------ Exercise data

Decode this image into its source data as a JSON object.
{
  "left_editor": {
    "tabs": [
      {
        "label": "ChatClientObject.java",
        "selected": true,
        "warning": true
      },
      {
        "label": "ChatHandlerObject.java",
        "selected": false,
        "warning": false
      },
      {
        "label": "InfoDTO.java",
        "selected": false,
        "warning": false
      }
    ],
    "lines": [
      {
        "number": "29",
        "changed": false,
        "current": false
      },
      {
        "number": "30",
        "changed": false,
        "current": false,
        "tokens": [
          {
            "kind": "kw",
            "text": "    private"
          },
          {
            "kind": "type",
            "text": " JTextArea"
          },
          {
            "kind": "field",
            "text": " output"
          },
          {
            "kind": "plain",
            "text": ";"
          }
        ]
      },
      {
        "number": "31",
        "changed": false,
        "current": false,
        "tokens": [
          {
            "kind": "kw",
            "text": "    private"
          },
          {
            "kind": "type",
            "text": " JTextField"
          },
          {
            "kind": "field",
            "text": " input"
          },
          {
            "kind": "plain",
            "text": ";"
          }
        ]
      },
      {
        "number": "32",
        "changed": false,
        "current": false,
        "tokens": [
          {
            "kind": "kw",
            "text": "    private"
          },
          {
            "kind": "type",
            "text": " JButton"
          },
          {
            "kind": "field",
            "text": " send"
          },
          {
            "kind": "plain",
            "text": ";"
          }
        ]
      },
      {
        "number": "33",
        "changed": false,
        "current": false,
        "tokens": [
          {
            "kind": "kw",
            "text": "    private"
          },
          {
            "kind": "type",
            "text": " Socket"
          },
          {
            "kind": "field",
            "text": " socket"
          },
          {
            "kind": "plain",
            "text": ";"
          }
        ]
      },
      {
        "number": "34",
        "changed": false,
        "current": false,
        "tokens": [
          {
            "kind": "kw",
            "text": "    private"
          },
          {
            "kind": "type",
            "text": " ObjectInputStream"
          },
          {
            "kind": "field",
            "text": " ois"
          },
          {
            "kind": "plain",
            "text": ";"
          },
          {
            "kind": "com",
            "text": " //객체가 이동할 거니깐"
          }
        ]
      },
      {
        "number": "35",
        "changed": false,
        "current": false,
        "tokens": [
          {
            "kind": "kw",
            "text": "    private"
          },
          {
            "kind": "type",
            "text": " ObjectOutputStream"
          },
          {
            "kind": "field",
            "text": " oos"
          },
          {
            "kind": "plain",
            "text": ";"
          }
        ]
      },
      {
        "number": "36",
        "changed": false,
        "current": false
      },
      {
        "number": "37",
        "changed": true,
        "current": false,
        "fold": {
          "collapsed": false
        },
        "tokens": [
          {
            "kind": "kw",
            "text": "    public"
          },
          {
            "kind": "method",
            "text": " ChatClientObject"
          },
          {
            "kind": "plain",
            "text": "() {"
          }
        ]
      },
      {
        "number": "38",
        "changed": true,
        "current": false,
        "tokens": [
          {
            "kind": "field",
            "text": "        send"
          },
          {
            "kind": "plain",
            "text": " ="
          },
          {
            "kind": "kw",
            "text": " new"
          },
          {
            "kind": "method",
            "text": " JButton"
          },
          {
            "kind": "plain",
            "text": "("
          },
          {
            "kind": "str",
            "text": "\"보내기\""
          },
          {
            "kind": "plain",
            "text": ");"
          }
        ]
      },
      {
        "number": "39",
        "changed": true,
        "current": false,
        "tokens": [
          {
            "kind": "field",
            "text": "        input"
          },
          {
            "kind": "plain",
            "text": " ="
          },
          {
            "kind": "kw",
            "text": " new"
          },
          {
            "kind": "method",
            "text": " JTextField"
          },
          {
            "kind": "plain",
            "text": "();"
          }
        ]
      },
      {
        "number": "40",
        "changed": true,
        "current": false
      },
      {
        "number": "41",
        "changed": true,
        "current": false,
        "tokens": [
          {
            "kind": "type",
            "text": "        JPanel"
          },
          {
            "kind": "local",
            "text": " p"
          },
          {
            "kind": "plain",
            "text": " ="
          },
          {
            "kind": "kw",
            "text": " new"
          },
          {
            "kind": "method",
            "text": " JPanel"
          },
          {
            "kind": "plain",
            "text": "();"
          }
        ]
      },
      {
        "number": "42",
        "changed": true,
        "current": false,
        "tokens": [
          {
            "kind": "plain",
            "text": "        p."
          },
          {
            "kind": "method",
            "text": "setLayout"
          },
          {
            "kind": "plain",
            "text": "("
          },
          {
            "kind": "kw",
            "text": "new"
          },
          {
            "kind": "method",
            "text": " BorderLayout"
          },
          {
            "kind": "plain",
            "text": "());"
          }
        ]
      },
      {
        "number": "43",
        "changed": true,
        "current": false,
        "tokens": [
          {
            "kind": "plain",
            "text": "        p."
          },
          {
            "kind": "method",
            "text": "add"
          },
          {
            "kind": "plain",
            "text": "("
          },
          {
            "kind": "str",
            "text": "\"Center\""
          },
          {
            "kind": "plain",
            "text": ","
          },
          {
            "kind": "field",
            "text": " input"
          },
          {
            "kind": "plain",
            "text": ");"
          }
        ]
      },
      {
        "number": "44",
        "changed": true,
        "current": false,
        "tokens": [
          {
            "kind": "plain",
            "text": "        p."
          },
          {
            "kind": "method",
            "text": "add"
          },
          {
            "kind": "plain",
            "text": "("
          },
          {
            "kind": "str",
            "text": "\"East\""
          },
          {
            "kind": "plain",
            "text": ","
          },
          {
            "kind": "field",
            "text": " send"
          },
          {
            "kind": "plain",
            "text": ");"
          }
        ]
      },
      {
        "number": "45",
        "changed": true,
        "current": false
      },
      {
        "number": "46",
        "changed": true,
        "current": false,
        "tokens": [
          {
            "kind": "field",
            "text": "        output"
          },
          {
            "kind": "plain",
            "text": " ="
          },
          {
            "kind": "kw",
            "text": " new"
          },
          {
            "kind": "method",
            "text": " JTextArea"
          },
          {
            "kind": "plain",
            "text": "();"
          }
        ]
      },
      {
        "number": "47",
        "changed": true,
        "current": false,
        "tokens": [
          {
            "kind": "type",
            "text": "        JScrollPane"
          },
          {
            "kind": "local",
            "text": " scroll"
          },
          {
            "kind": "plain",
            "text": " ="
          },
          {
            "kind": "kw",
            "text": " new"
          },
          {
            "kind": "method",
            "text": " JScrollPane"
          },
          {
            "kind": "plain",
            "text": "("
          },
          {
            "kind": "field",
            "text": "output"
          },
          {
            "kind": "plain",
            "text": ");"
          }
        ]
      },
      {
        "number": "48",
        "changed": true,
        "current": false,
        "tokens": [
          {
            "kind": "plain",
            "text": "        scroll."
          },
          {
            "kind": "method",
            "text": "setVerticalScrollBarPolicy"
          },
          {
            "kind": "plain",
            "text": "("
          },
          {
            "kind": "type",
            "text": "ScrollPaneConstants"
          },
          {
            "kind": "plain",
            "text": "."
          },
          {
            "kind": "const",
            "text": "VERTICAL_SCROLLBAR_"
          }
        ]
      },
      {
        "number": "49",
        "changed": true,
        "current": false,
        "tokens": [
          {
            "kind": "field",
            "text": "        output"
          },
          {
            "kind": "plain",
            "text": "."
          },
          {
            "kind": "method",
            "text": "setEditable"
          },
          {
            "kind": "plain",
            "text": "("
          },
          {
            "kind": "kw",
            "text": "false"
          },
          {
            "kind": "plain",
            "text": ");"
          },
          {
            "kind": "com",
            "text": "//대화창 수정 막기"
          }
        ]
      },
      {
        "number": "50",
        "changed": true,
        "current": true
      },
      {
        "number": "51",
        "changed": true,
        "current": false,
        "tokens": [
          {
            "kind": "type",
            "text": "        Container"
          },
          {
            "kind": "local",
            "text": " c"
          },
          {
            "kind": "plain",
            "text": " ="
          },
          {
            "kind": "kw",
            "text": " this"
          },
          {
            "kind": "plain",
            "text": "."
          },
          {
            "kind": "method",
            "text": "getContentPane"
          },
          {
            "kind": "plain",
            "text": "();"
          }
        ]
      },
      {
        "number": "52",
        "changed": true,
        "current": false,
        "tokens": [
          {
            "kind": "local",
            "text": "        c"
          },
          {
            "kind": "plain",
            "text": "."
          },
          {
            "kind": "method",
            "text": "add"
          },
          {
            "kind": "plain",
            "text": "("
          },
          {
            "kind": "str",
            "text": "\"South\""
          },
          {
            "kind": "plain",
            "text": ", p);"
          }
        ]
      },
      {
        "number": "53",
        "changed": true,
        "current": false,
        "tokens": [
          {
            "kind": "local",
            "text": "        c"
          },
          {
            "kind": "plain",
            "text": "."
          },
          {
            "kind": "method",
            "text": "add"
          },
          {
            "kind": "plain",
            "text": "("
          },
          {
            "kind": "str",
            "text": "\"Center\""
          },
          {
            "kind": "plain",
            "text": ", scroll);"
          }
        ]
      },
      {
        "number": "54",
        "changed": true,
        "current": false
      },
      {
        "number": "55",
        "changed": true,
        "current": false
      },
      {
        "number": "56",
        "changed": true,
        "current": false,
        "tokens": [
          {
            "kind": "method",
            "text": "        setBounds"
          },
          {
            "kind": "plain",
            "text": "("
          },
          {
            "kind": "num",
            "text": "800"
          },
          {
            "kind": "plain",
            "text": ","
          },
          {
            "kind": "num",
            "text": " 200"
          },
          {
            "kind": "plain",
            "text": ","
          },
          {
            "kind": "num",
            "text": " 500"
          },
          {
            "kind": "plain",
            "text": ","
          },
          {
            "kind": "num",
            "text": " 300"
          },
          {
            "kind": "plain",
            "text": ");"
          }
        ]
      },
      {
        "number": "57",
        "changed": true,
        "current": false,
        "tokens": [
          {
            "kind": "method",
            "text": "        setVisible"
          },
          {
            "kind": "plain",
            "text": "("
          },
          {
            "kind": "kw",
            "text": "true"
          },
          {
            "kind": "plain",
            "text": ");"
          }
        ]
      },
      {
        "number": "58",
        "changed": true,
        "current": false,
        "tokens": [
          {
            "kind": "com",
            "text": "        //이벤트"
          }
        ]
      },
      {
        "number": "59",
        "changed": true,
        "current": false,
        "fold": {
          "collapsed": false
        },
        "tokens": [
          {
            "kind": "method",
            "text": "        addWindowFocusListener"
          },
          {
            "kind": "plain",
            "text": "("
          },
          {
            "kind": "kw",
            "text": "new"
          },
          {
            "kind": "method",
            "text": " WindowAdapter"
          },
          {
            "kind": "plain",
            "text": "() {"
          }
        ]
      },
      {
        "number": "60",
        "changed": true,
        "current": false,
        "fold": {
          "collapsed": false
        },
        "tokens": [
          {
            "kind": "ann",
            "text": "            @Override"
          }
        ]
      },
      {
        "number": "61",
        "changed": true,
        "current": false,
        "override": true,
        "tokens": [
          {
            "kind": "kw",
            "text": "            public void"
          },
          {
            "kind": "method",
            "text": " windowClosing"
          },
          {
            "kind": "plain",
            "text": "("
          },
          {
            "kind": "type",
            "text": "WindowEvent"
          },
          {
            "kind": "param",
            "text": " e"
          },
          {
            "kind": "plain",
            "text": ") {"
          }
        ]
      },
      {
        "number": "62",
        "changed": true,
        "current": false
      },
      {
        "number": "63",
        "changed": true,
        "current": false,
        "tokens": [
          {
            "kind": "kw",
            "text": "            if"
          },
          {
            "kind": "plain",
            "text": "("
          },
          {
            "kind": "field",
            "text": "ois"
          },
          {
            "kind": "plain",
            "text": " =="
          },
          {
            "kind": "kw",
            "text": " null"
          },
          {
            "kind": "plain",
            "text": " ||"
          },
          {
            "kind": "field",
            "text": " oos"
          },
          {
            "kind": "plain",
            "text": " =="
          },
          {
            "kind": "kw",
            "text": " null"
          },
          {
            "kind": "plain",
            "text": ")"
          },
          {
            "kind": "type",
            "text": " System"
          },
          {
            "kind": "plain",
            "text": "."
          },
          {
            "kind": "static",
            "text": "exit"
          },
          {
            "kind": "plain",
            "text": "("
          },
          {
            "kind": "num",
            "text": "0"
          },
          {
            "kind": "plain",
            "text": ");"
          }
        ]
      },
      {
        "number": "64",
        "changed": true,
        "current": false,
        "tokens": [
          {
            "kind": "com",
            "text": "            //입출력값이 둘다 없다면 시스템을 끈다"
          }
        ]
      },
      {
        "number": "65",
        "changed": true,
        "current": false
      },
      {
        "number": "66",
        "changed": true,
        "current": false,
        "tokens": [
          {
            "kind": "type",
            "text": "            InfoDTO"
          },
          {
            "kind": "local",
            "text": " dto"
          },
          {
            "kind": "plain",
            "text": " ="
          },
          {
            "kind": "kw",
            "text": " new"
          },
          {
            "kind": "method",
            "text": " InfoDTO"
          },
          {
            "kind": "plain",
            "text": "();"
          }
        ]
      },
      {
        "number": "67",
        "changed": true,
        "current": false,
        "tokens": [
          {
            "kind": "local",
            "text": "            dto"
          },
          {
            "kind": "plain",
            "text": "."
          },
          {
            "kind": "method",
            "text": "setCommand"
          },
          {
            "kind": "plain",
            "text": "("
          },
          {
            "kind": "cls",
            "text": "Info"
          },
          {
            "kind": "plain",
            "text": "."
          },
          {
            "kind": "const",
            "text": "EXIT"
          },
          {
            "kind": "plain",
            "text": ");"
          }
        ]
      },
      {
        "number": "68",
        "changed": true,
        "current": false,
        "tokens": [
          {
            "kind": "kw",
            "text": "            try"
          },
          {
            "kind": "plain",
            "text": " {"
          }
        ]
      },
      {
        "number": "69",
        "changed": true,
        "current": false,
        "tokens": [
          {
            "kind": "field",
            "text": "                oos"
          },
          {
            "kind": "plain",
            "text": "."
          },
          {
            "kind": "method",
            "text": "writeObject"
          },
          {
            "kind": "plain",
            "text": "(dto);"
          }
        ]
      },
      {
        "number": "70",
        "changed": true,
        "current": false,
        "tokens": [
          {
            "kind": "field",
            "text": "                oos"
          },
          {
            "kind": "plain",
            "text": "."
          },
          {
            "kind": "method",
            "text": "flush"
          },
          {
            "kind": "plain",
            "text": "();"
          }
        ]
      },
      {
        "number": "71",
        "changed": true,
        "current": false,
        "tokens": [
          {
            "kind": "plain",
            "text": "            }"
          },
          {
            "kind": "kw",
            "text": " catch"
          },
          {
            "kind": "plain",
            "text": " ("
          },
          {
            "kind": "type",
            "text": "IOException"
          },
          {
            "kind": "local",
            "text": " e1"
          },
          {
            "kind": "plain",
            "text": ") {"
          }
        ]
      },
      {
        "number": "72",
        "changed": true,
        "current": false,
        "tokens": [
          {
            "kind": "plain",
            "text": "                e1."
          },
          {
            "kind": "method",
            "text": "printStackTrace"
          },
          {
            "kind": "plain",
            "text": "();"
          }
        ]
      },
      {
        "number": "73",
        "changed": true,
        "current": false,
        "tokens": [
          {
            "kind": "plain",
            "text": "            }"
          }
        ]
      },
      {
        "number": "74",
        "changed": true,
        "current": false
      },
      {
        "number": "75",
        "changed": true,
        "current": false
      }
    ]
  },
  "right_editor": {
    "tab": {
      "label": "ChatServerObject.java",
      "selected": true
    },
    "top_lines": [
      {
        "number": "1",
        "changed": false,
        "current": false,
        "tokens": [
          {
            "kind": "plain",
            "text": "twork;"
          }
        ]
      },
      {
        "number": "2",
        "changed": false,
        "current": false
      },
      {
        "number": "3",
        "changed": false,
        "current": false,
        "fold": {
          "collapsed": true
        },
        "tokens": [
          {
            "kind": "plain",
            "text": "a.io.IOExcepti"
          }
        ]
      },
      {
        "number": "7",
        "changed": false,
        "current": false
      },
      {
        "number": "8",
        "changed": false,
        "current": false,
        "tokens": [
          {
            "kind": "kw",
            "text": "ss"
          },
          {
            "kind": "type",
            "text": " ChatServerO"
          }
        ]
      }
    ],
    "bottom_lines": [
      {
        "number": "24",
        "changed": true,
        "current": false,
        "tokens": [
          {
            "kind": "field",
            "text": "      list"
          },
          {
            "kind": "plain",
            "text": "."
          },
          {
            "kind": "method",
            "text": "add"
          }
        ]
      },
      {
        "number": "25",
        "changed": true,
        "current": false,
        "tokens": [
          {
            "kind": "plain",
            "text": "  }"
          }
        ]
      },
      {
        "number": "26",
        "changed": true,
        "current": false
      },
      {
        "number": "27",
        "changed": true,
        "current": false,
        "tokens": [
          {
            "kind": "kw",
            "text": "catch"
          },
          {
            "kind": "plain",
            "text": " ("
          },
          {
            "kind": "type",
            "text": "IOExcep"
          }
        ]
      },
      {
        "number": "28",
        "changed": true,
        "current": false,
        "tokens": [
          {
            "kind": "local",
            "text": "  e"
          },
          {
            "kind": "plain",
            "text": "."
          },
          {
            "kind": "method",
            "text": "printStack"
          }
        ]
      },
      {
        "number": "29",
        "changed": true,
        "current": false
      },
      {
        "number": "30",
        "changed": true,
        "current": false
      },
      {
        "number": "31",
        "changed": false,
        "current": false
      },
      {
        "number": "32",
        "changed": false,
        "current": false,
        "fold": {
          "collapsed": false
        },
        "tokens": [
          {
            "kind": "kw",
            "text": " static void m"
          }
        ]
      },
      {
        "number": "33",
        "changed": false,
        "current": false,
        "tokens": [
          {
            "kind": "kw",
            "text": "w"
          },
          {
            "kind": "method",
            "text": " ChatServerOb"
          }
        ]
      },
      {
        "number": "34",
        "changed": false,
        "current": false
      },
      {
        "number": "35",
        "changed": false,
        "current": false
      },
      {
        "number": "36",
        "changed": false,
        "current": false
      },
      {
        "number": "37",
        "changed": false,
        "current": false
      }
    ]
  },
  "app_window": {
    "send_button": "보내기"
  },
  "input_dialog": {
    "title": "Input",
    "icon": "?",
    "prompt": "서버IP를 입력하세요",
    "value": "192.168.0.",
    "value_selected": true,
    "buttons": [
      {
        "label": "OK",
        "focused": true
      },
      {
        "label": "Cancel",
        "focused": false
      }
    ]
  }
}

------------

:: Task description ::
Filter the entries down to the lines containing "this". Copy each of those lines.

:: Full answer ::
Decode this image into its source data as a JSON object.
            "text": " this"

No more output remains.